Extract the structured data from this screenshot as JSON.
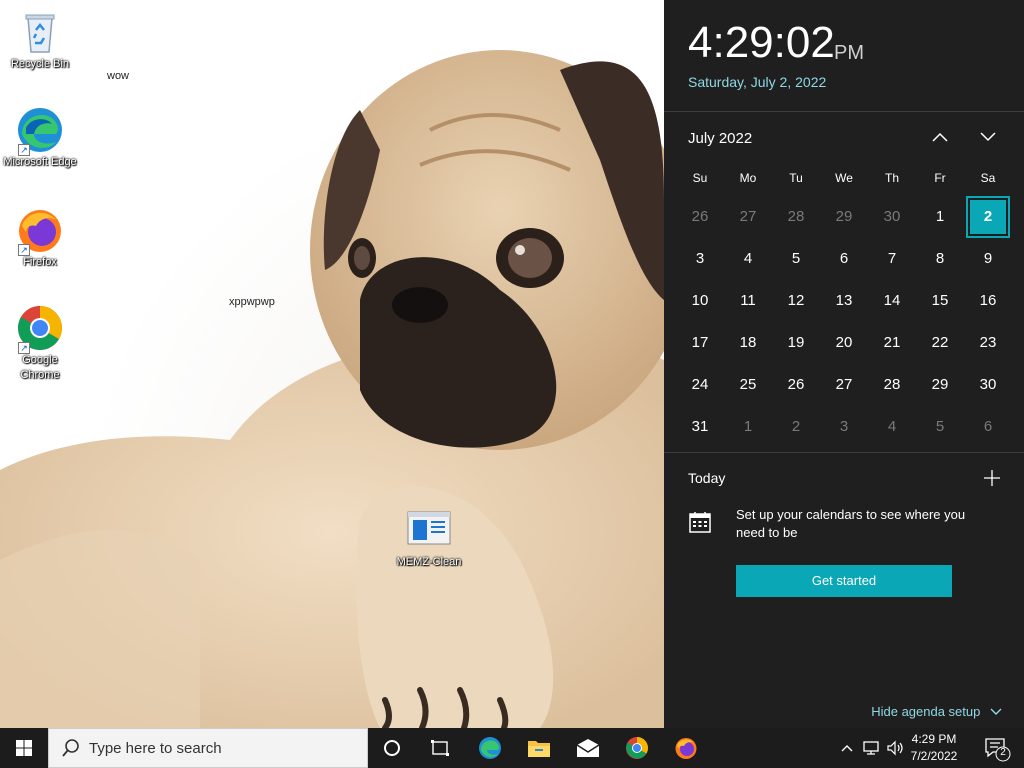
{
  "desktop": {
    "icons": [
      {
        "label": "Recycle Bin",
        "icon": "recycle-bin-icon"
      },
      {
        "label": "Microsoft Edge",
        "icon": "edge-icon"
      },
      {
        "label": "Firefox",
        "icon": "firefox-icon"
      },
      {
        "label": "Google Chrome",
        "icon": "chrome-icon"
      },
      {
        "label": "MEMZ-Clean",
        "icon": "window-app-icon"
      }
    ],
    "stray_text": [
      "wow",
      "xppwpwp"
    ]
  },
  "flyout": {
    "time": "4:29:02",
    "ampm": "PM",
    "date": "Saturday, July 2, 2022",
    "month_label": "July 2022",
    "weekdays": [
      "Su",
      "Mo",
      "Tu",
      "We",
      "Th",
      "Fr",
      "Sa"
    ],
    "weeks": [
      [
        "26",
        "27",
        "28",
        "29",
        "30",
        "1",
        "2"
      ],
      [
        "3",
        "4",
        "5",
        "6",
        "7",
        "8",
        "9"
      ],
      [
        "10",
        "11",
        "12",
        "13",
        "14",
        "15",
        "16"
      ],
      [
        "17",
        "18",
        "19",
        "20",
        "21",
        "22",
        "23"
      ],
      [
        "24",
        "25",
        "26",
        "27",
        "28",
        "29",
        "30"
      ],
      [
        "31",
        "1",
        "2",
        "3",
        "4",
        "5",
        "6"
      ]
    ],
    "selected_day": "2",
    "agenda": {
      "title": "Today",
      "message": "Set up your calendars to see where you need to be",
      "button": "Get started",
      "hide_link": "Hide agenda setup"
    },
    "accent_color": "#0aa7b7"
  },
  "taskbar": {
    "search_placeholder": "Type here to search",
    "clock_time": "4:29 PM",
    "clock_date": "7/2/2022",
    "notification_count": "2",
    "pinned": [
      "cortana-icon",
      "task-view-icon",
      "edge-icon",
      "file-explorer-icon",
      "mail-icon",
      "chrome-icon",
      "firefox-icon"
    ]
  }
}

▶ _YOUR GOAL_
Your task is to collect every line above that contains the word "July".

▶ _THE REPLY_
    "date": "Saturday, July 2, 2022",
    "month_label": "July 2022",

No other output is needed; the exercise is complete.